## Work instructions
Your task is to give the number of lines in the listing that include "processus", and nothing else.

* Begin *

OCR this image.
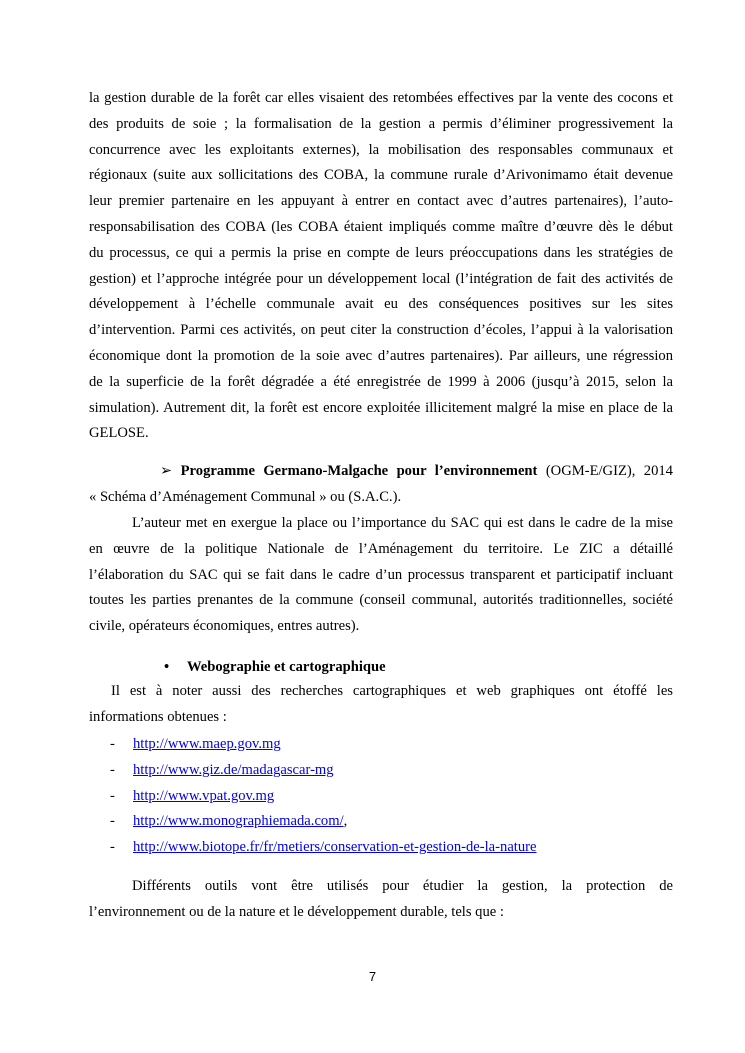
la gestion durable de la forêt car elles visaient des retombées effectives par la vente des cocons et
des produits de soie ; la formalisation de la gestion a permis d’éliminer progressivement la
concurrence avec les exploitants externes), la mobilisation des responsables communaux et
régionaux (suite aux sollicitations des COBA, la commune rurale d’Arivonimamo était devenue
leur premier partenaire en les appuyant à entrer en contact avec d’autres partenaires), l’auto-
responsabilisation des COBA (les COBA étaient impliqués comme maître d’œuvre dès le début
du processus, ce qui a permis la prise en compte de leurs préoccupations dans les stratégies de
gestion) et l’approche intégrée pour un développement local (l’intégration de fait des activités de
développement à l’échelle communale avait eu des conséquences positives sur les sites
d’intervention. Parmi ces activités, on peut citer la construction d’écoles, l’appui à la valorisation
économique dont la promotion de la soie avec d’autres partenaires). Par ailleurs, une régression
de la superficie de la forêt dégradée a été enregistrée de 1999 à 2006 (jusqu’à 2015, selon la
simulation). Autrement dit, la forêt est encore exploitée illicitement malgré la mise en place de la
GELOSE.
➢ Programme Germano-Malgache pour l’environnement (OGM-E/GIZ), 2014
« Schéma d’Aménagement Communal » ou (S.A.C.).
L’auteur met en exergue la place ou l’importance du SAC qui est dans le cadre de la mise
en œuvre de la politique Nationale de l’Aménagement du territoire. Le ZIC a détaillé
l’élaboration du SAC qui se fait dans le cadre d’un processus transparent et participatif incluant
toutes les parties prenantes de la commune (conseil communal, autorités traditionnelles, société
civile, opérateurs économiques, entres autres).
• Webographie et cartographique
Il est à noter aussi des recherches cartographiques et web graphiques ont étoffé les
informations obtenues :
- http://www.maep.gov.mg
- http://www.giz.de/madagascar-mg
- http://www.vpat.gov.mg
- http://www.monographiemada.com/,
- http://www.biotope.fr/fr/metiers/conservation-et-gestion-de-la-nature
Différents outils vont être utilisés pour étudier la gestion, la protection de
l’environnement ou de la nature et le développement durable, tels que :
7
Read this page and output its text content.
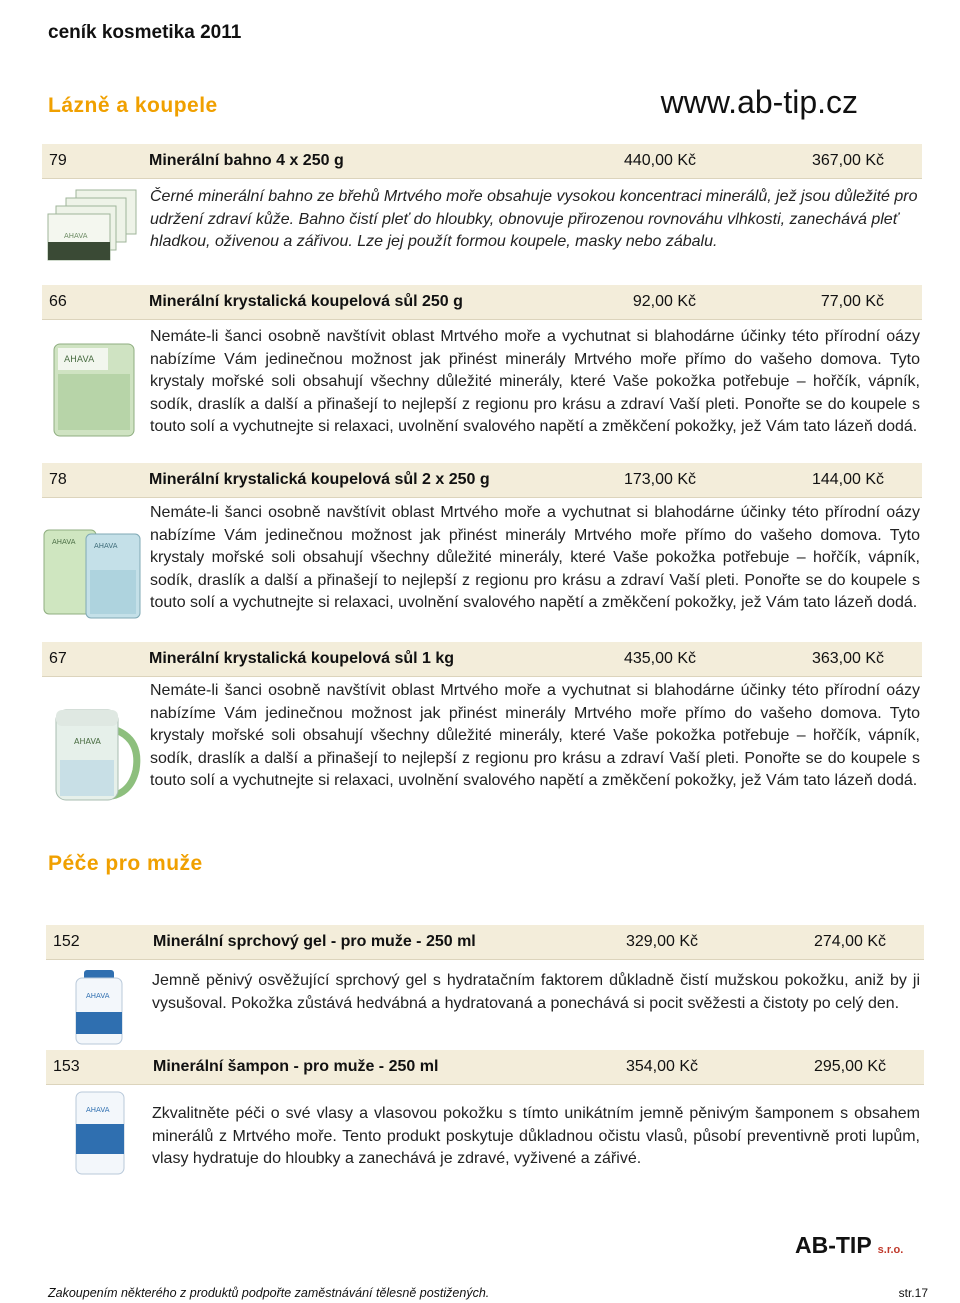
ceník kosmetika 2011
Lázně a koupele	www.ab-tip.cz
79	Minerální bahno 4 x 250 g	440,00 Kč	367,00 Kč
AHAVA
Černé minerální bahno ze břehů Mrtvého moře obsahuje vysokou koncentraci minerálů, jež jsou důležité pro udržení zdraví kůže. Bahno čistí pleť do hloubky, obnovuje přirozenou rovnováhu vlhkosti, zanechává pleť hladkou, oživenou a zářivou. Lze jej použít formou koupele, masky nebo zábalu.
66	Minerální krystalická koupelová sůl 250 g	92,00 Kč	77,00 Kč
AHAVA
Nemáte-li šanci osobně navštívit oblast Mrtvého moře a vychutnat si blahodárne účinky této přírodní oázy nabízíme Vám jedinečnou možnost jak přinést minerály Mrtvého moře přímo do vašeho domova. Tyto krystaly mořské soli obsahují všechny důležité minerály, které Vaše pokožka potřebuje – hořčík, vápník, sodík, draslík a další a přinašejí to nejlepší z regionu pro krásu a zdraví Vaší pleti. Ponořte se do koupele s touto solí a vychutnejte si relaxaci, uvolnění svalového napětí a změkčení pokožky, jež Vám tato lázeň dodá.
78	Minerální krystalická koupelová sůl 2 x 250 g	173,00 Kč	144,00 Kč
AHAVA	AHAVA
Nemáte-li šanci osobně navštívit oblast Mrtvého moře a vychutnat si blahodárne účinky této přírodní oázy nabízíme Vám jedinečnou možnost jak přinést minerály Mrtvého moře přímo do vašeho domova. Tyto krystaly mořské soli obsahují všechny důležité minerály, které Vaše pokožka potřebuje – hořčík, vápník, sodík, draslík a další a přinašejí to nejlepší z regionu pro krásu a zdraví Vaší pleti. Ponořte se do koupele s touto solí a vychutnejte si relaxaci, uvolnění svalového napětí a změkčení pokožky, jež Vám tato lázeň dodá.
67	Minerální krystalická koupelová sůl 1 kg	435,00 Kč	363,00 Kč
AHAVA
Nemáte-li šanci osobně navštívit oblast Mrtvého moře a vychutnat si blahodárne účinky této přírodní oázy nabízíme Vám jedinečnou možnost jak přinést minerály Mrtvého moře přímo do vašeho domova. Tyto krystaly mořské soli obsahují všechny důležité minerály, které Vaše pokožka potřebuje – hořčík, vápník, sodík, draslík a další a přinašejí to nejlepší z regionu pro krásu a zdraví Vaší pleti. Ponořte se do koupele s touto solí a vychutnejte si relaxaci, uvolnění svalového napětí a změkčení pokožky, jež Vám tato lázeň dodá.
Péče pro muže
152	Minerální sprchový gel - pro muže - 250 ml	329,00 Kč	274,00 Kč
AHAVA
Jemně pěnivý osvěžující sprchový gel s hydratačním faktorem důkladně čistí mužskou pokožku, aniž by ji vysušoval. Pokožka zůstává hedvábná a hydratovaná a ponechává si pocit svěžesti a čistoty po celý den.
153	Minerální šampon - pro muže - 250 ml	354,00 Kč	295,00 Kč
AHAVA	Zkvalitněte péči o své vlasy a vlasovou pokožku s tímto unikátním jemně pěnivým šamponem s obsahem minerálů z Mrtvého moře. Tento produkt poskytuje důkladnou očistu vlasů, působí preventivně proti lupům, vlasy hydratuje do hloubky a zanechává je zdravé, vyživené a zářivé.
AB-TIP s.r.o.
Zakoupením některého z produktů podpořte zaměstnávání tělesně postižených.	str.17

* End *

## Answer for the task
2